# RECORDS FOR PROCESSING
* * * * * * *
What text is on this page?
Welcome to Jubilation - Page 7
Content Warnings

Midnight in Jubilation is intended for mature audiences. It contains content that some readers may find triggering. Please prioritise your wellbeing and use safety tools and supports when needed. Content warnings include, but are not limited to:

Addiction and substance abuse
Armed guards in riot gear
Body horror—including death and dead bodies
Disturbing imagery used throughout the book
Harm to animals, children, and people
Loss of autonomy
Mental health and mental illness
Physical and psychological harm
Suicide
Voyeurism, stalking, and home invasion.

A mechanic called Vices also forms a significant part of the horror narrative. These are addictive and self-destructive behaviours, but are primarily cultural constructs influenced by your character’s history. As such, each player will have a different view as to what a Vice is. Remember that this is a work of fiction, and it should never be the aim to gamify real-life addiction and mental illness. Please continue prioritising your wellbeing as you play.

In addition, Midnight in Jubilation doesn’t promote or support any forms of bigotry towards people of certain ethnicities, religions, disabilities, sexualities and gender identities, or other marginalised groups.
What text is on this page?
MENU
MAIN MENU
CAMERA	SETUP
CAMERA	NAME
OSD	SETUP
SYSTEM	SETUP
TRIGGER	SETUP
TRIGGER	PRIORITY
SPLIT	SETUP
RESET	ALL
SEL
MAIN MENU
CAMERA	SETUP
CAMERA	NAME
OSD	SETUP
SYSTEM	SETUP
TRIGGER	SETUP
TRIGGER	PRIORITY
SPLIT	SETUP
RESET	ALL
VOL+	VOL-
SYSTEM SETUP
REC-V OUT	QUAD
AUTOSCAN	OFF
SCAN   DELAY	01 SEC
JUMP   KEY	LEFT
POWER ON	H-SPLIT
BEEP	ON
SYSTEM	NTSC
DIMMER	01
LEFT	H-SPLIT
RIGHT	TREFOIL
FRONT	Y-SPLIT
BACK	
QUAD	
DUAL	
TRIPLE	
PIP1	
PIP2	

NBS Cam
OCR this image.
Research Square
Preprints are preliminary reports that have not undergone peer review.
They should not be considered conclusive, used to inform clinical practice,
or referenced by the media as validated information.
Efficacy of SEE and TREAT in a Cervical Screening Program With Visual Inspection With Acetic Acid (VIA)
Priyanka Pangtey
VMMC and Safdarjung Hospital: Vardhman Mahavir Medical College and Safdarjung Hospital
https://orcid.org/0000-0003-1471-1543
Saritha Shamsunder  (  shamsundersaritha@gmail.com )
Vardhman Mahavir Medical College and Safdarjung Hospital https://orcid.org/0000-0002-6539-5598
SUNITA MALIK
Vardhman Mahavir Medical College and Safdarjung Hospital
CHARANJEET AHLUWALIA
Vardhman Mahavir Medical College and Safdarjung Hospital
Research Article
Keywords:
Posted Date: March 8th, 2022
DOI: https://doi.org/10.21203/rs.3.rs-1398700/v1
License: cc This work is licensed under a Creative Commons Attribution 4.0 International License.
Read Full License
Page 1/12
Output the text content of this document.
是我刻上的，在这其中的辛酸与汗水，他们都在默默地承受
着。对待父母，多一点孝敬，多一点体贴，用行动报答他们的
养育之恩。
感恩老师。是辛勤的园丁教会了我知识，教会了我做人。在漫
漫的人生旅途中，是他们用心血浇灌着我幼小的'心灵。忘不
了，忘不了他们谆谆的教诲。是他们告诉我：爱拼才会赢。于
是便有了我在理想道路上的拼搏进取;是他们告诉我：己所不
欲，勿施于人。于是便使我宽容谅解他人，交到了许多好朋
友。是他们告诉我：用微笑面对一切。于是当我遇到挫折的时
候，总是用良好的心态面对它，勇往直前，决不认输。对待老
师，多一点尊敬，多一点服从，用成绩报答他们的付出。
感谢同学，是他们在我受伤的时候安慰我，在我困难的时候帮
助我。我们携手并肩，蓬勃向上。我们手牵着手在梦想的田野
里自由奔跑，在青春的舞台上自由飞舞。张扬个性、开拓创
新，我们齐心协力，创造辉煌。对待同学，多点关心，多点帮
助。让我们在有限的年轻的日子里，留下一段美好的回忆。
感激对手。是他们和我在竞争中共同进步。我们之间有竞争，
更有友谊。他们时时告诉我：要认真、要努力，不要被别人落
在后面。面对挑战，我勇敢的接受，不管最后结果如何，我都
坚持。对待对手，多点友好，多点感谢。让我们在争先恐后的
* * * * * * *
# INSTRUCTIONS TO FOLLOW
All lines from the line containing "Output the text content of this document." through the end of the listing above are to be duplicated exactly; include both ends and nothing further.

# OUTPUT BELOW
Output the text content of this document.
是我刻上的，在这其中的辛酸与汗水，他们都在默默地承受
着。对待父母，多一点孝敬，多一点体贴，用行动报答他们的
养育之恩。
感恩老师。是辛勤的园丁教会了我知识，教会了我做人。在漫
漫的人生旅途中，是他们用心血浇灌着我幼小的'心灵。忘不
了，忘不了他们谆谆的教诲。是他们告诉我：爱拼才会赢。于
是便有了我在理想道路上的拼搏进取;是他们告诉我：己所不
欲，勿施于人。于是便使我宽容谅解他人，交到了许多好朋
友。是他们告诉我：用微笑面对一切。于是当我遇到挫折的时
候，总是用良好的心态面对它，勇往直前，决不认输。对待老
师，多一点尊敬，多一点服从，用成绩报答他们的付出。
感谢同学，是他们在我受伤的时候安慰我，在我困难的时候帮
助我。我们携手并肩，蓬勃向上。我们手牵着手在梦想的田野
里自由奔跑，在青春的舞台上自由飞舞。张扬个性、开拓创
新，我们齐心协力，创造辉煌。对待同学，多点关心，多点帮
助。让我们在有限的年轻的日子里，留下一段美好的回忆。
感激对手。是他们和我在竞争中共同进步。我们之间有竞争，
更有友谊。他们时时告诉我：要认真、要努力，不要被别人落
在后面。面对挑战，我勇敢的接受，不管最后结果如何，我都
坚持。对待对手，多点友好，多点感谢。让我们在争先恐后的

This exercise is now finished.